__TASK REQUIREMENTS__.
Among the lines below, count those with "JSON". Give the total alone.

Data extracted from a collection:
•••
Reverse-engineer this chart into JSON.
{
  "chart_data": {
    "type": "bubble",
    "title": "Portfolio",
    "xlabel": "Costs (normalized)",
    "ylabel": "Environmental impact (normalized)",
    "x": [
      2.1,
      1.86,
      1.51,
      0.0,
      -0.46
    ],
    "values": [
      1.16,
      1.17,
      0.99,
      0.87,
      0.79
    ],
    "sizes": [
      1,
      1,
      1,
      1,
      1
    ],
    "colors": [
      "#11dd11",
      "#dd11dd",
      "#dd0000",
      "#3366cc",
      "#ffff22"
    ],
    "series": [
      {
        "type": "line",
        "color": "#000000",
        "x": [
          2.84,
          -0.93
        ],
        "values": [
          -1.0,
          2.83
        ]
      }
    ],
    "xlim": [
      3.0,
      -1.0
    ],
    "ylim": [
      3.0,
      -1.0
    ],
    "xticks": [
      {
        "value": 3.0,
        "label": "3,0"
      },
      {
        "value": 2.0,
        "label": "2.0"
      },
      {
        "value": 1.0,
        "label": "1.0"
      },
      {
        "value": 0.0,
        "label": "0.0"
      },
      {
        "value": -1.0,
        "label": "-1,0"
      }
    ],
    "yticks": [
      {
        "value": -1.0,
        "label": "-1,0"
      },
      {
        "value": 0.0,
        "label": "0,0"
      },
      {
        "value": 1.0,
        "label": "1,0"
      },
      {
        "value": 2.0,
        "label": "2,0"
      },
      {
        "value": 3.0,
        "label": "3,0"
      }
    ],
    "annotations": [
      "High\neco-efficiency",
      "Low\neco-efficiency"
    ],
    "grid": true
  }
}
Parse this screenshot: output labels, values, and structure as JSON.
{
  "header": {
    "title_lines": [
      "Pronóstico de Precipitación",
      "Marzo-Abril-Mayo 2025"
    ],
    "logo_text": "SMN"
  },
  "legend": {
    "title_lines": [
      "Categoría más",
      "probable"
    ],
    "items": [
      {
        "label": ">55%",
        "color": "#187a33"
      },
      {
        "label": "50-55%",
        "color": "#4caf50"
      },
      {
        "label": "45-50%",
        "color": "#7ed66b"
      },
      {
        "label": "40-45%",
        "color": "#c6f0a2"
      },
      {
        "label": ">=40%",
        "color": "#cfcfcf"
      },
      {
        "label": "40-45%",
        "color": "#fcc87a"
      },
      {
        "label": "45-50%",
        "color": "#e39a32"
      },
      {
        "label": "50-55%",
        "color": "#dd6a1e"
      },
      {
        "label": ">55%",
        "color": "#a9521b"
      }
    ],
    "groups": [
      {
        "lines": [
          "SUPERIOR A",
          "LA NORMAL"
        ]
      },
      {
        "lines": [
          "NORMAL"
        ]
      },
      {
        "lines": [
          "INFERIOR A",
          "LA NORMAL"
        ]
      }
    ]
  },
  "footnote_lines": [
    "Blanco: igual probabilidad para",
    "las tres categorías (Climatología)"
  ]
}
•••
__SOLUTION FOR THIS PROBLEM__.
2